_SHORT EXERCISE_
Count the lines in the records below that contain the word "عسلویه", and give only that number.

>> START

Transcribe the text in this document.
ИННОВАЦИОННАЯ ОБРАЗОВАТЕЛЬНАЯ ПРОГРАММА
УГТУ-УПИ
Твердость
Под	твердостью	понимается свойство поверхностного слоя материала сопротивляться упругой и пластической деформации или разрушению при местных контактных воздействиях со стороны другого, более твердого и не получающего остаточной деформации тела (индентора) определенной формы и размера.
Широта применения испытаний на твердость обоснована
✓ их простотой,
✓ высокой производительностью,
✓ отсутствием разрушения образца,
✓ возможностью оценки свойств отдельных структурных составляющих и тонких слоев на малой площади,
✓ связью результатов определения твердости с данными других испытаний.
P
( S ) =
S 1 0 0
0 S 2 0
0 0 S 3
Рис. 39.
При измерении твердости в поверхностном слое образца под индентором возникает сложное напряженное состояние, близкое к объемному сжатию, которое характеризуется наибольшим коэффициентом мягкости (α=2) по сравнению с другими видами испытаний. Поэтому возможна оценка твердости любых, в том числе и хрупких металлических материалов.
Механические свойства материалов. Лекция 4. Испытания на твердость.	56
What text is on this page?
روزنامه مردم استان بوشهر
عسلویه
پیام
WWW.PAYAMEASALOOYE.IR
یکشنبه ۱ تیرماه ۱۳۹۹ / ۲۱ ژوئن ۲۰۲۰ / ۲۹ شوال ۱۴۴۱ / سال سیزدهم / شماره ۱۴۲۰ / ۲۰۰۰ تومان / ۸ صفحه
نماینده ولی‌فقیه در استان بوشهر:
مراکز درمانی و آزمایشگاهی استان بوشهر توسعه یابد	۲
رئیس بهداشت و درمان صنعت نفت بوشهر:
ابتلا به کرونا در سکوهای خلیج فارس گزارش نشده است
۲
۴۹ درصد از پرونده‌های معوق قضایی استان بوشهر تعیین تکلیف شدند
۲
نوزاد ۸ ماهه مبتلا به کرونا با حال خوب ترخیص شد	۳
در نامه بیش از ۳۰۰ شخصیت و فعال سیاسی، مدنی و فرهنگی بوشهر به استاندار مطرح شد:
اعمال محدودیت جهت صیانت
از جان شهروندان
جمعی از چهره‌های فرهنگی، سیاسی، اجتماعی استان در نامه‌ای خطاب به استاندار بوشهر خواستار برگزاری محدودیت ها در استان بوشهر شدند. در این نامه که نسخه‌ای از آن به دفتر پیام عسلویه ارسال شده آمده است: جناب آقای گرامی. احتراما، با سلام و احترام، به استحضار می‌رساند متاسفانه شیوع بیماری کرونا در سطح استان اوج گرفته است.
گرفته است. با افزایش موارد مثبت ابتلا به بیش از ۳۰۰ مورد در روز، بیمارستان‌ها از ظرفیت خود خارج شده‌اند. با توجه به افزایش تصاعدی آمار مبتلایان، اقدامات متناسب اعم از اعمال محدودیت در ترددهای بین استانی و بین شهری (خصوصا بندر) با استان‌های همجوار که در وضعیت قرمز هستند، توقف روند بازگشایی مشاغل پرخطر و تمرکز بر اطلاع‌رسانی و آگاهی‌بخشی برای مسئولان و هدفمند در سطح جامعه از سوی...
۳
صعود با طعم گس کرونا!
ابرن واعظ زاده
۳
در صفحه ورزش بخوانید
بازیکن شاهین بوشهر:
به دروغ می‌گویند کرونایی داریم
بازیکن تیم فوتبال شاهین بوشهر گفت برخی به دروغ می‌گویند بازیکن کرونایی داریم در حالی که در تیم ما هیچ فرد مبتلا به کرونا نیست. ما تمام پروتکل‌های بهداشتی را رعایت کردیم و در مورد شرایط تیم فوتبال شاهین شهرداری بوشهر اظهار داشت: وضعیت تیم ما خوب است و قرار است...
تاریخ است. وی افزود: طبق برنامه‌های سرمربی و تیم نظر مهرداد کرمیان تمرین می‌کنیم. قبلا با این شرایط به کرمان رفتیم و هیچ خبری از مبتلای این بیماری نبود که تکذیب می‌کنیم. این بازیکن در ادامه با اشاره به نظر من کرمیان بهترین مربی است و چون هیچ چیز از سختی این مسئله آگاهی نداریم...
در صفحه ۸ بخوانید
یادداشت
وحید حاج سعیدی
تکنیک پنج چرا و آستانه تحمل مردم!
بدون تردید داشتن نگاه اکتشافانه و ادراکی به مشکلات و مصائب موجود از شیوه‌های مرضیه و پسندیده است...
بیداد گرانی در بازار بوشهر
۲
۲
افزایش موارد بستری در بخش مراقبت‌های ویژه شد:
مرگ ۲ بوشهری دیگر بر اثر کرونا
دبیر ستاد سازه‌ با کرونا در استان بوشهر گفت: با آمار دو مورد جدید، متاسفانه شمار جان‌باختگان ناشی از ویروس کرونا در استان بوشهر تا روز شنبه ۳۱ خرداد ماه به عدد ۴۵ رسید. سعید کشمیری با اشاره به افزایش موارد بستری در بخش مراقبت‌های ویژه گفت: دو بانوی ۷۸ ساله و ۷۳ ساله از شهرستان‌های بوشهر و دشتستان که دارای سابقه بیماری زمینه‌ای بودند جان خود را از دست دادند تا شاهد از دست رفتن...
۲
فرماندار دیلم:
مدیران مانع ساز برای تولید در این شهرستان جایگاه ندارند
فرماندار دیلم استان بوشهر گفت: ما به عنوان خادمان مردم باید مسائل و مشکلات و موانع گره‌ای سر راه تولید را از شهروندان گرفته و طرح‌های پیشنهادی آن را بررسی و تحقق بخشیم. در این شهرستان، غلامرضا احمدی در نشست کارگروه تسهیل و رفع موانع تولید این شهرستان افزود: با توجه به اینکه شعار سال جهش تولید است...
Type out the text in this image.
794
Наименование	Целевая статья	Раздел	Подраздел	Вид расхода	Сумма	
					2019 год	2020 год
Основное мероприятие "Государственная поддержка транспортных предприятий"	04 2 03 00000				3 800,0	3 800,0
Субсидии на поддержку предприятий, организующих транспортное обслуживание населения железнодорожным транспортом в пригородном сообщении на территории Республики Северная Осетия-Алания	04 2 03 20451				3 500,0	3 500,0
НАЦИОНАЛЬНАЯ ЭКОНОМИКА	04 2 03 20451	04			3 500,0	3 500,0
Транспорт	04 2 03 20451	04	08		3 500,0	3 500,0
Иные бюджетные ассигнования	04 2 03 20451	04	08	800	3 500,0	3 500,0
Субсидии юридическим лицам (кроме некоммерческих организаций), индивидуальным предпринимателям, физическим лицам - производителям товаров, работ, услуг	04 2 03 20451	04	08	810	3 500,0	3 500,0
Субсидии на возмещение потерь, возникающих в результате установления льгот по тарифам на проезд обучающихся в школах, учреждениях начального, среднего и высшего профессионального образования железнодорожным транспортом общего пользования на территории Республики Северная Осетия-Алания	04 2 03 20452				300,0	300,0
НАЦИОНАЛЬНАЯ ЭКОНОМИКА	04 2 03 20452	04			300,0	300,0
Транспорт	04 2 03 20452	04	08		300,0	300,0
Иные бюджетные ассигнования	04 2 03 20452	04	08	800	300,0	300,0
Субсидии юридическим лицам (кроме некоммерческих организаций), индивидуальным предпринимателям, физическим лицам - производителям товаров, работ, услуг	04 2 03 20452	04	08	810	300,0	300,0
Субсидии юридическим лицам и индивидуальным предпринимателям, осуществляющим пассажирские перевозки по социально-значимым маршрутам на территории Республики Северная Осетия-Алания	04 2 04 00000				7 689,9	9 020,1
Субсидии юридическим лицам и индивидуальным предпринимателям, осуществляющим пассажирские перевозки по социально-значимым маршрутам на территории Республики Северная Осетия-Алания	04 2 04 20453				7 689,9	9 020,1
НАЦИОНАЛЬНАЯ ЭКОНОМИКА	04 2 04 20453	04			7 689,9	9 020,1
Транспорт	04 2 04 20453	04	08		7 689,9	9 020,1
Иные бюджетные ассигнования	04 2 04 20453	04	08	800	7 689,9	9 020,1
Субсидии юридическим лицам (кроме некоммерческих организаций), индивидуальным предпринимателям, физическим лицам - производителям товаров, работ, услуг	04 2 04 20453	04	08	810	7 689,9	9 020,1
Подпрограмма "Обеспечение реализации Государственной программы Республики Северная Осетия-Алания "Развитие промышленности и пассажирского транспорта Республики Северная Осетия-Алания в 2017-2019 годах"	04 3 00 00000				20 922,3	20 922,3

>> END

_WRITTEN RESPONSE_
2